**WHAT TO PRODUCE:** Could you carry on the judgment about the neon-sign advertising expenditure, starting right after its last sentence?
======== SELECTION ========
As will be seen hereafter, we are of the opinion that, having regard to the provisions contained in Sub-section (3) of Section 37 of the Act, the question whether the expenditure in question is of capital nature or of revenue nature is wholly irrelevant. Therefore, in order to bring out the real dispute between the parties we reframe the question as under :
"Whether, on the facts and in the circumstances of the case, the Appellate Tribunal was right in law in disallowing the expenditure of Rs. 37,005 and Rs. 29,036 for the assessment years 1968-69 and 1969-70, respectively, representing the cost and installation charges of neon-signs put up for advertising the products of the company at different places in various towns in India, including those at the dealers' premises ?"
It is not in dispute that the expenditure in question is incurred by the assessee on advertisement. In fact, the assessee itself has claimed this expenditure as the one incurred on advertisement and the department has also treated the same as such. The Tribunal has rejected the deduction on the ground that the same cannot be allowed because the installations in question are assets of enduring nature and, therefore, any expenditure made on such assets would be expenditure of capital nature. It is thus obvious that the Tribunal is guided by the provisions of Sub-section (1) of Section 37 which says that any expenditure, not being expenditure of the nature described in Sections 30 to 36 and Section 80(vv) and not being in the nature of capital expenditure or personal expenses of the assessee, laid out or expended wholly and exclusively for the purposes of the business or profession shall be allowed in computing the income chargeable under the head "Profits and gains of business or profession".
======== STORED DATA ========
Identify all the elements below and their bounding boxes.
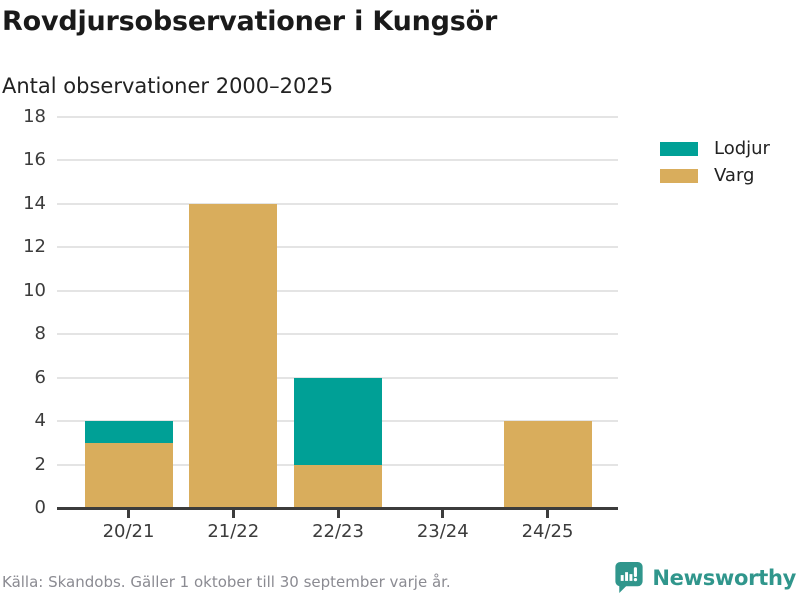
========
**ANSWER BELOW:**
(3.) WE, however, find that the Tribunal has not considered the provisions of Sub-section (3) of Section 37, which is in the following terms :
"Notwithstanding anything contained in Sub-section (1), any expenditure incurred by an assessee after the 31st day of March, 1964, on advertisement or on maintenance of any residential accommodation including any accommodation in the nature of a guesthouse or in connection with travelling by an employee or any other person (including hotel expenses or allowances paid in connection with such travelling) shall be allowed only to the extent, and subject to such conditions, if any, as may be prescribed."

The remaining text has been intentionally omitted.